[Collected data]
-=-=-
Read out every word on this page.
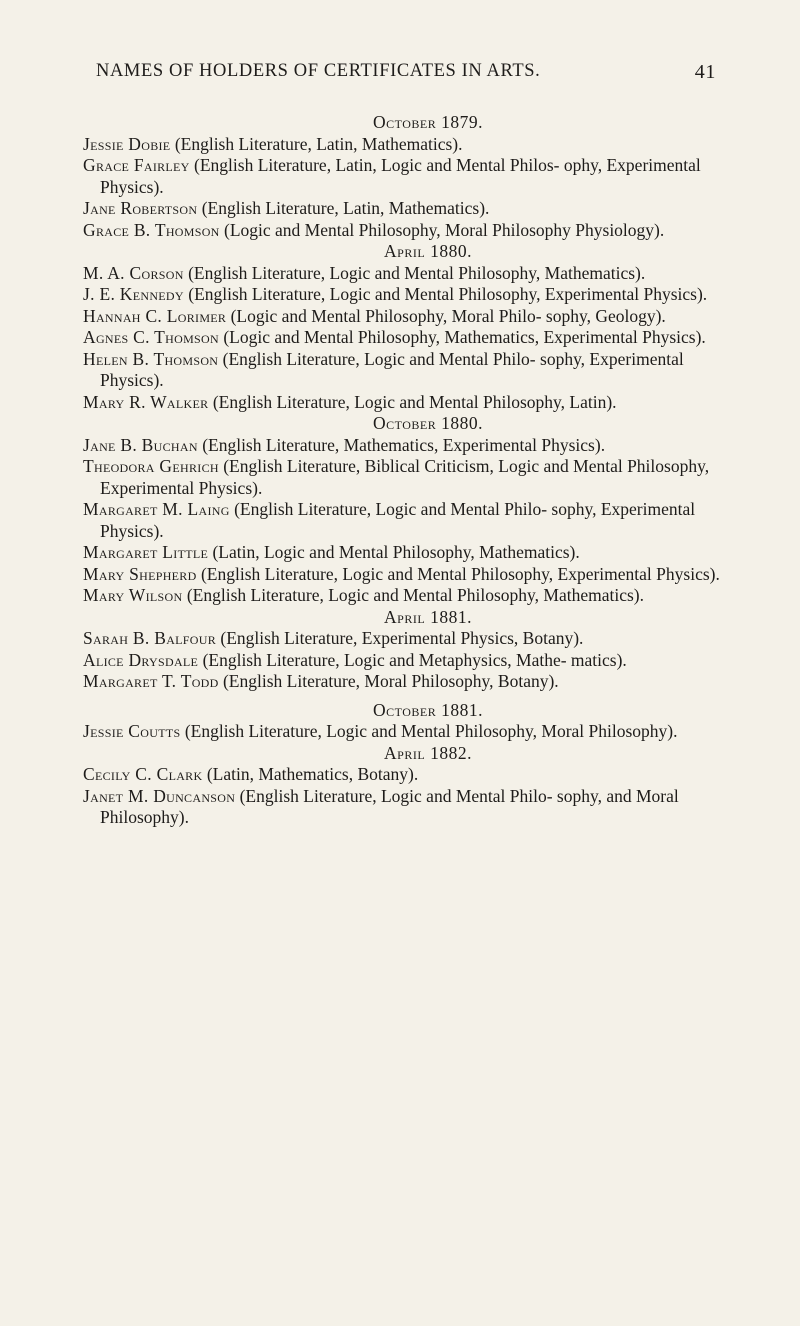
NAMES OF HOLDERS OF CERTIFICATES IN ARTS.	41
October 1879.
Jessie Dobie (English Literature, Latin, Mathematics).
Grace Fairley (English Literature, Latin, Logic and Mental Philos- ophy, Experimental Physics).
Jane Robertson (English Literature, Latin, Mathematics).
Grace B. Thomson (Logic and Mental Philosophy, Moral Philosophy Physiology).
April 1880.
M. A. Corson (English Literature, Logic and Mental Philosophy, Mathematics).
J. E. Kennedy (English Literature, Logic and Mental Philosophy, Experimental Physics).
Hannah C. Lorimer (Logic and Mental Philosophy, Moral Philo- sophy, Geology).
Agnes C. Thomson (Logic and Mental Philosophy, Mathematics, Experimental Physics).
Helen B. Thomson (English Literature, Logic and Mental Philo- sophy, Experimental Physics).
Mary R. Walker (English Literature, Logic and Mental Philosophy, Latin).
October 1880.
Jane B. Buchan (English Literature, Mathematics, Experimental Physics).
Theodora Gehrich (English Literature, Biblical Criticism, Logic and Mental Philosophy, Experimental Physics).
Margaret M. Laing (English Literature, Logic and Mental Philo- sophy, Experimental Physics).
Margaret Little (Latin, Logic and Mental Philosophy, Mathematics).
Mary Shepherd (English Literature, Logic and Mental Philosophy, Experimental Physics).
Mary Wilson (English Literature, Logic and Mental Philosophy, Mathematics).
April 1881.
Sarah B. Balfour (English Literature, Experimental Physics, Botany).
Alice Drysdale (English Literature, Logic and Metaphysics, Mathe- matics).
Margaret T. Todd (English Literature, Moral Philosophy, Botany).
October 1881.
Jessie Coutts (English Literature, Logic and Mental Philosophy, Moral Philosophy).
April 1882.
Cecily C. Clark (Latin, Mathematics, Botany).
Janet M. Duncanson (English Literature, Logic and Mental Philo- sophy, and Moral Philosophy).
-=-=-
**OBJECTIVE:** Omit the pictures and reproduce the listing exactly.

**SOLUTION BELOW:**
Read out every word on this page.
NAMES OF HOLDERS OF CERTIFICATES IN ARTS.	41
October 1879.
Jessie Dobie (English Literature, Latin, Mathematics).
Grace Fairley (English Literature, Latin, Logic and Mental Philos- ophy, Experimental Physics).
Jane Robertson (English Literature, Latin, Mathematics).
Grace B. Thomson (Logic and Mental Philosophy, Moral Philosophy Physiology).
April 1880.
M. A. Corson (English Literature, Logic and Mental Philosophy, Mathematics).
J. E. Kennedy (English Literature, Logic and Mental Philosophy, Experimental Physics).
Hannah C. Lorimer (Logic and Mental Philosophy, Moral Philo- sophy, Geology).
Agnes C. Thomson (Logic and Mental Philosophy, Mathematics, Experimental Physics).
Helen B. Thomson (English Literature, Logic and Mental Philo- sophy, Experimental Physics).
Mary R. Walker (English Literature, Logic and Mental Philosophy, Latin).
October 1880.
Jane B. Buchan (English Literature, Mathematics, Experimental Physics).
Theodora Gehrich (English Literature, Biblical Criticism, Logic and Mental Philosophy, Experimental Physics).
Margaret M. Laing (English Literature, Logic and Mental Philo- sophy, Experimental Physics).
Margaret Little (Latin, Logic and Mental Philosophy, Mathematics).
Mary Shepherd (English Literature, Logic and Mental Philosophy, Experimental Physics).
Mary Wilson (English Literature, Logic and Mental Philosophy, Mathematics).
April 1881.
Sarah B. Balfour (English Literature, Experimental Physics, Botany).
Alice Drysdale (English Literature, Logic and Metaphysics, Mathe- matics).
Margaret T. Todd (English Literature, Moral Philosophy, Botany).
October 1881.
Jessie Coutts (English Literature, Logic and Mental Philosophy, Moral Philosophy).
April 1882.
Cecily C. Clark (Latin, Mathematics, Botany).
Janet M. Duncanson (English Literature, Logic and Mental Philo- sophy, and Moral Philosophy).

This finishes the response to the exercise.